◆ **Written task**: Output the data word for word, dropping every image.

##########

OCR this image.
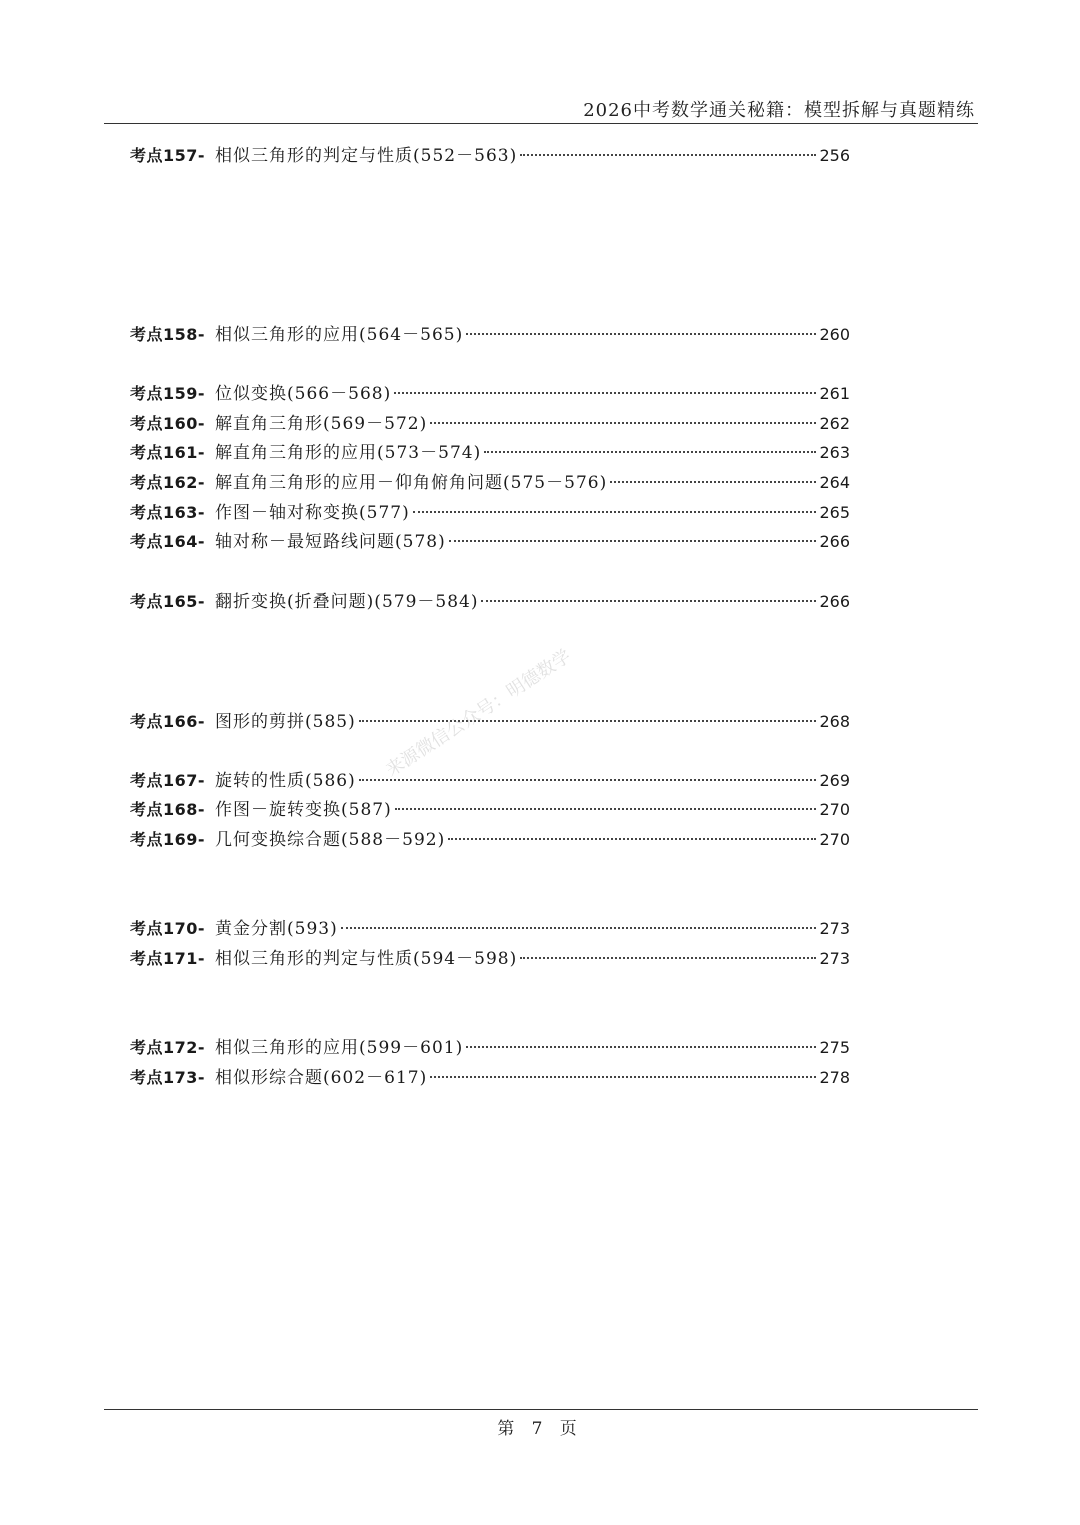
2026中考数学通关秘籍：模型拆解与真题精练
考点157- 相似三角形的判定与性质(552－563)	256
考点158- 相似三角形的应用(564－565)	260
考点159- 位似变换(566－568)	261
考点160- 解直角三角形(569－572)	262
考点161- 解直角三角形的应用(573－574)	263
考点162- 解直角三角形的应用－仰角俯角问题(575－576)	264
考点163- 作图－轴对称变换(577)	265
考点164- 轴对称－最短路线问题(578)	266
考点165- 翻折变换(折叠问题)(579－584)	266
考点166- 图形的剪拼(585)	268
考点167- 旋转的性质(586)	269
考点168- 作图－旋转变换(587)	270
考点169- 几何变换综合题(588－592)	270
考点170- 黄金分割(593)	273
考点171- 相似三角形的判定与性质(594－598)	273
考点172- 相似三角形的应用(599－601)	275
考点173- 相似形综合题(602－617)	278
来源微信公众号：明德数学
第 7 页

##########

◆ **Solution below**:
OCR this image.
2026中考数学通关秘籍：模型拆解与真题精练
考点157- 相似三角形的判定与性质(552－563)	256
考点158- 相似三角形的应用(564－565)	260
考点159- 位似变换(566－568)	261
考点160- 解直角三角形(569－572)	262
考点161- 解直角三角形的应用(573－574)	263
考点162- 解直角三角形的应用－仰角俯角问题(575－576)	264
考点163- 作图－轴对称变换(577)	265
考点164- 轴对称－最短路线问题(578)	266
考点165- 翻折变换(折叠问题)(579－584)	266
考点166- 图形的剪拼(585)	268
考点167- 旋转的性质(586)	269
考点168- 作图－旋转变换(587)	270
考点169- 几何变换综合题(588－592)	270
考点170- 黄金分割(593)	273
考点171- 相似三角形的判定与性质(594－598)	273
考点172- 相似三角形的应用(599－601)	275
考点173- 相似形综合题(602－617)	278
来源微信公众号：明德数学
第 7 页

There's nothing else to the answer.